TASK INSTRUCTIONS
Filter this data down to the lines that hold "character", and copy them.

Data excerpts
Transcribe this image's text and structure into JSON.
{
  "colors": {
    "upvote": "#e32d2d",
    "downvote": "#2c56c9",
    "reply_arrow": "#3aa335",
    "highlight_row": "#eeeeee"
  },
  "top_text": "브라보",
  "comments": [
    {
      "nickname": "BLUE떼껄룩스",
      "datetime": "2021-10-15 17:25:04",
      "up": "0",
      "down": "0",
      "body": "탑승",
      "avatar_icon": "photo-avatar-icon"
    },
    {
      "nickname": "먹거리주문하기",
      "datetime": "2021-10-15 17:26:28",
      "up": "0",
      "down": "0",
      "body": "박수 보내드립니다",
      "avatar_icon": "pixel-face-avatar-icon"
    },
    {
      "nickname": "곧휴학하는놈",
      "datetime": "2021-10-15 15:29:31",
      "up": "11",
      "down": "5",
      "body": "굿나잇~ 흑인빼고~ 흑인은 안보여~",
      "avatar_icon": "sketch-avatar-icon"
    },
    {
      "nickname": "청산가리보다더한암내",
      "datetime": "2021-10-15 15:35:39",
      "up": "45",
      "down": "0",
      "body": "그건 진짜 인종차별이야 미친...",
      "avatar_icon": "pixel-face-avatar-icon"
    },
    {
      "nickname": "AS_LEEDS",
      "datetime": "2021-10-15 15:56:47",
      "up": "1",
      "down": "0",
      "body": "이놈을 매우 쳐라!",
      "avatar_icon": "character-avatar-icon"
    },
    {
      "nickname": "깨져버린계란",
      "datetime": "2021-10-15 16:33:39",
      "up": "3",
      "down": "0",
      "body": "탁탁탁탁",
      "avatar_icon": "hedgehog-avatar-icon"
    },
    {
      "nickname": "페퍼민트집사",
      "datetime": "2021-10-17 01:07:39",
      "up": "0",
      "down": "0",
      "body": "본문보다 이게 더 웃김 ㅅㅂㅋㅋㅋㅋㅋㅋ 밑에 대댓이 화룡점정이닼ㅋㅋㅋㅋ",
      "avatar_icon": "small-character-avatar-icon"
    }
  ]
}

REPLY
      "avatar_icon": "character-avatar-icon"
      "avatar_icon": "small-character-avatar-icon"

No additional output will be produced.